▸ Goal
Drop the pictures from the entries below, then reproduce the rest exactly.

★ ★ ★ ★ ★

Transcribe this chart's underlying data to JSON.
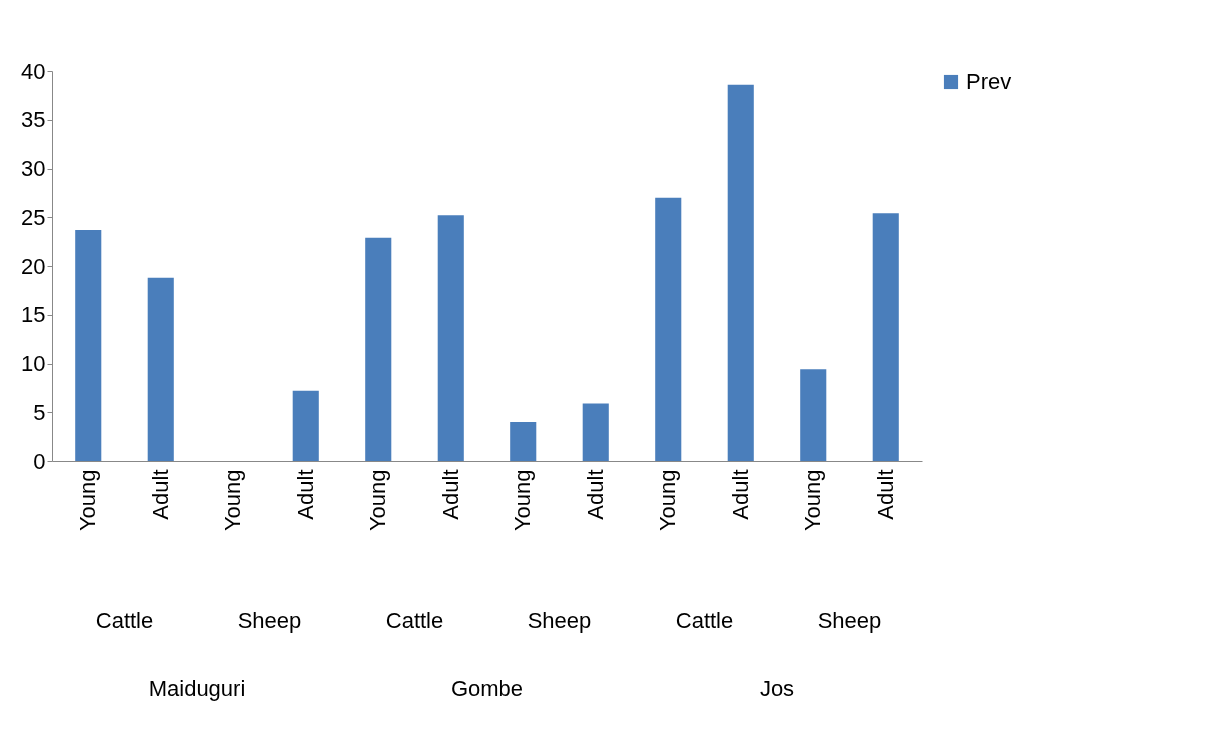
{
  "chart_data": {
    "type": "bar",
    "categories": [
      "Young",
      "Adult",
      "Young",
      "Adult",
      "Young",
      "Adult",
      "Young",
      "Adult",
      "Young",
      "Adult",
      "Young",
      "Adult"
    ],
    "series": [
      {
        "name": "Prev",
        "color": "#4a7ebb",
        "values": [
          23.7,
          18.8,
          0,
          7.2,
          22.9,
          25.2,
          4.0,
          5.9,
          27.0,
          38.6,
          9.4,
          25.4
        ]
      }
    ],
    "annotations": [
      "Cattle",
      "Sheep",
      "Cattle",
      "Sheep",
      "Cattle",
      "Sheep",
      "Maiduguri",
      "Gombe",
      "Jos"
    ],
    "ylim": [
      0,
      40
    ],
    "yticks": [
      0,
      5,
      10,
      15,
      20,
      25,
      30,
      35,
      40
    ],
    "grid": false,
    "legend": "right"
  }
}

★ ★ ★ ★ ★

▸ Exercise output
Transcribe this chart's underlying data to JSON.
{
  "chart_data": {
    "type": "bar",
    "categories": [
      "Young",
      "Adult",
      "Young",
      "Adult",
      "Young",
      "Adult",
      "Young",
      "Adult",
      "Young",
      "Adult",
      "Young",
      "Adult"
    ],
    "series": [
      {
        "name": "Prev",
        "color": "#4a7ebb",
        "values": [
          23.7,
          18.8,
          0,
          7.2,
          22.9,
          25.2,
          4.0,
          5.9,
          27.0,
          38.6,
          9.4,
          25.4
        ]
      }
    ],
    "annotations": [
      "Cattle",
      "Sheep",
      "Cattle",
      "Sheep",
      "Cattle",
      "Sheep",
      "Maiduguri",
      "Gombe",
      "Jos"
    ],
    "ylim": [
      0,
      40
    ],
    "yticks": [
      0,
      5,
      10,
      15,
      20,
      25,
      30,
      35,
      40
    ],
    "grid": false,
    "legend": "right"
  }
}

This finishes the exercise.